INSTRUCTION = Every record must be repeated exactly, with no omission.

══ PROVIDED ENTRIES ══

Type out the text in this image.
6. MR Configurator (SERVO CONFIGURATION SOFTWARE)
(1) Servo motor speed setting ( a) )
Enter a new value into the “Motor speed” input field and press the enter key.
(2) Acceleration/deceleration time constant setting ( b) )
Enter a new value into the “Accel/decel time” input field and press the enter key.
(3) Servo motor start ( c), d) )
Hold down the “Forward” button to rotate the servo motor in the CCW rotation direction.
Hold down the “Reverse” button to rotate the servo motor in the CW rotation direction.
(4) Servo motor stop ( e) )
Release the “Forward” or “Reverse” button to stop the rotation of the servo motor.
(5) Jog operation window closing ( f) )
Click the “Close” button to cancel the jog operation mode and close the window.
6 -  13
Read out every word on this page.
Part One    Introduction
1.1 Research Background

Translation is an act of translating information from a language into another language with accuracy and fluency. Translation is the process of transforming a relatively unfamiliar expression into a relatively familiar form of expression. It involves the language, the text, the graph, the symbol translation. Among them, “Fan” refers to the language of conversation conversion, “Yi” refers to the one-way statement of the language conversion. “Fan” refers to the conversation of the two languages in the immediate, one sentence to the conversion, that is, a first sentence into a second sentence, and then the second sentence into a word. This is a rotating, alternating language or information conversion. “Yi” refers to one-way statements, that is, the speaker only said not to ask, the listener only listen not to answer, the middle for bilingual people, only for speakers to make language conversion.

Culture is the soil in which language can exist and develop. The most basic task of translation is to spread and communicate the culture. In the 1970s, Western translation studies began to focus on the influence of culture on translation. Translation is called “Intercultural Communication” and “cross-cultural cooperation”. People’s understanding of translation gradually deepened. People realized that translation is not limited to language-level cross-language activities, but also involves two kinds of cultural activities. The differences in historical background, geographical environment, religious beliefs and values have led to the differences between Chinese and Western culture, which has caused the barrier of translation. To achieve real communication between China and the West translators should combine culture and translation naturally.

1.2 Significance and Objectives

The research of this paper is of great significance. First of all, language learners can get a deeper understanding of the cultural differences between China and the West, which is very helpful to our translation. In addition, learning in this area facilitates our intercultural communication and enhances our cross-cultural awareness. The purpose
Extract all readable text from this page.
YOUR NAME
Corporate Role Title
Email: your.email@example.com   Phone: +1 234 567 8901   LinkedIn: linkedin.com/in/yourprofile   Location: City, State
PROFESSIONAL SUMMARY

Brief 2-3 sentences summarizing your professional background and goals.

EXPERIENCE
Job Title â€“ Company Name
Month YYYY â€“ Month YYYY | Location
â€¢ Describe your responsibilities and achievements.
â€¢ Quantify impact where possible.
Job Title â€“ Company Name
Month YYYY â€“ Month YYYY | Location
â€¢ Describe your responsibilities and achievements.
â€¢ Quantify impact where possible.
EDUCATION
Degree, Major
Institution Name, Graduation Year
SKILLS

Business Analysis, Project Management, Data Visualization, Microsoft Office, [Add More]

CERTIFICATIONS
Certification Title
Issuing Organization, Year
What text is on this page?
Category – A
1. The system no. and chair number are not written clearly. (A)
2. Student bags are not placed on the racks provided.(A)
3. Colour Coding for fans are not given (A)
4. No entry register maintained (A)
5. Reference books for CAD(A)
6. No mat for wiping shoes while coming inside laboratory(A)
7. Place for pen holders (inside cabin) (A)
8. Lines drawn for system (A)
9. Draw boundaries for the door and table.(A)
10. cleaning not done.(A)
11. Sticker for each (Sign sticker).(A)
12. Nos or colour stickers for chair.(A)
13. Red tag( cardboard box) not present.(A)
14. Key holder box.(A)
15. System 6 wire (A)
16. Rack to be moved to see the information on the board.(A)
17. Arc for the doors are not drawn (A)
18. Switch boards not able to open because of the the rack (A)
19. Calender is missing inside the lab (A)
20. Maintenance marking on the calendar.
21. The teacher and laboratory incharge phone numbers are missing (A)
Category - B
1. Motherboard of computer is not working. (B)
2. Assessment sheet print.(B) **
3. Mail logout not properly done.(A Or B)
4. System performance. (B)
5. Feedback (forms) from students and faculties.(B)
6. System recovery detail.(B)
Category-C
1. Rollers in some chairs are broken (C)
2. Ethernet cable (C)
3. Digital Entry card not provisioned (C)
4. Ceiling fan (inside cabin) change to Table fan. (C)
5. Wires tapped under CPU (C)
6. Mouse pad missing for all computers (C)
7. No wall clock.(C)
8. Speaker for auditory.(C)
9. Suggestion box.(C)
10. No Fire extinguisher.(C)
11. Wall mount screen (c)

═══

SOLUTION TO THE PROBLEM =
Type out the text in this image.
6. MR Configurator (SERVO CONFIGURATION SOFTWARE)
(1) Servo motor speed setting ( a) )
Enter a new value into the “Motor speed” input field and press the enter key.
(2) Acceleration/deceleration time constant setting ( b) )
Enter a new value into the “Accel/decel time” input field and press the enter key.
(3) Servo motor start ( c), d) )
Hold down the “Forward” button to rotate the servo motor in the CCW rotation direction.
Hold down the “Reverse” button to rotate the servo motor in the CW rotation direction.
(4) Servo motor stop ( e) )
Release the “Forward” or “Reverse” button to stop the rotation of the servo motor.
(5) Jog operation window closing ( f) )
Click the “Close” button to cancel the jog operation mode and close the window.
6 -  13
Read out every word on this page.
Part One    Introduction
1.1 Research Background

Translation is an act of translating information from a language into another language with accuracy and fluency. Translation is the process of transforming a relatively unfamiliar expression into a relatively familiar form of expression. It involves the language, the text, the graph, the symbol translation. Among them, “Fan” refers to the language of conversation conversion, “Yi” refers to the one-way statement of the language conversion. “Fan” refers to the conversation of the two languages in the immediate, one sentence to the conversion, that is, a first sentence into a second sentence, and then the second sentence into a word. This is a rotating, alternating language or information conversion. “Yi” refers to one-way statements, that is, the speaker only said not to ask, the listener only listen not to answer, the middle for bilingual people, only for speakers to make language conversion.

Culture is the soil in which language can exist and develop. The most basic task of translation is to spread and communicate the culture. In the 1970s, Western translation studies began to focus on the influence of culture on translation. Translation is called “Intercultural Communication” and “cross-cultural cooperation”. People’s understanding of translation gradually deepened. People realized that translation is not limited to language-level cross-language activities, but also involves two kinds of cultural activities. The differences in historical background, geographical environment, religious beliefs and values have led to the differences between Chinese and Western culture, which has caused the barrier of translation. To achieve real communication between China and the West translators should combine culture and translation naturally.

1.2 Significance and Objectives

The research of this paper is of great significance. First of all, language learners can get a deeper understanding of the cultural differences between China and the West, which is very helpful to our translation. In addition, learning in this area facilitates our intercultural communication and enhances our cross-cultural awareness. The purpose
Extract all readable text from this page.
YOUR NAME
Corporate Role Title
Email: your.email@example.com   Phone: +1 234 567 8901   LinkedIn: linkedin.com/in/yourprofile   Location: City, State
PROFESSIONAL SUMMARY

Brief 2-3 sentences summarizing your professional background and goals.

EXPERIENCE
Job Title â€“ Company Name
Month YYYY â€“ Month YYYY | Location
â€¢ Describe your responsibilities and achievements.
â€¢ Quantify impact where possible.
Job Title â€“ Company Name
Month YYYY â€“ Month YYYY | Location
â€¢ Describe your responsibilities and achievements.
â€¢ Quantify impact where possible.
EDUCATION
Degree, Major
Institution Name, Graduation Year
SKILLS

Business Analysis, Project Management, Data Visualization, Microsoft Office, [Add More]

CERTIFICATIONS
Certification Title
Issuing Organization, Year
What text is on this page?
Category – A
1. The system no. and chair number are not written clearly. (A)
2. Student bags are not placed on the racks provided.(A)
3. Colour Coding for fans are not given (A)
4. No entry register maintained (A)
5. Reference books for CAD(A)
6. No mat for wiping shoes while coming inside laboratory(A)
7. Place for pen holders (inside cabin) (A)
8. Lines drawn for system (A)
9. Draw boundaries for the door and table.(A)
10. cleaning not done.(A)
11. Sticker for each (Sign sticker).(A)
12. Nos or colour stickers for chair.(A)
13. Red tag( cardboard box) not present.(A)
14. Key holder box.(A)
15. System 6 wire (A)
16. Rack to be moved to see the information on the board.(A)
17. Arc for the doors are not drawn (A)
18. Switch boards not able to open because of the the rack (A)
19. Calender is missing inside the lab (A)
20. Maintenance marking on the calendar.
21. The teacher and laboratory incharge phone numbers are missing (A)
Category - B
1. Motherboard of computer is not working. (B)
2. Assessment sheet print.(B) **
3. Mail logout not properly done.(A Or B)
4. System performance. (B)
5. Feedback (forms) from students and faculties.(B)
6. System recovery detail.(B)
Category-C
1. Rollers in some chairs are broken (C)
2. Ethernet cable (C)
3. Digital Entry card not provisioned (C)
4. Ceiling fan (inside cabin) change to Table fan. (C)
5. Wires tapped under CPU (C)
6. Mouse pad missing for all computers (C)
7. No wall clock.(C)
8. Speaker for auditory.(C)
9. Suggestion box.(C)
10. No Fire extinguisher.(C)
11. Wall mount screen (c)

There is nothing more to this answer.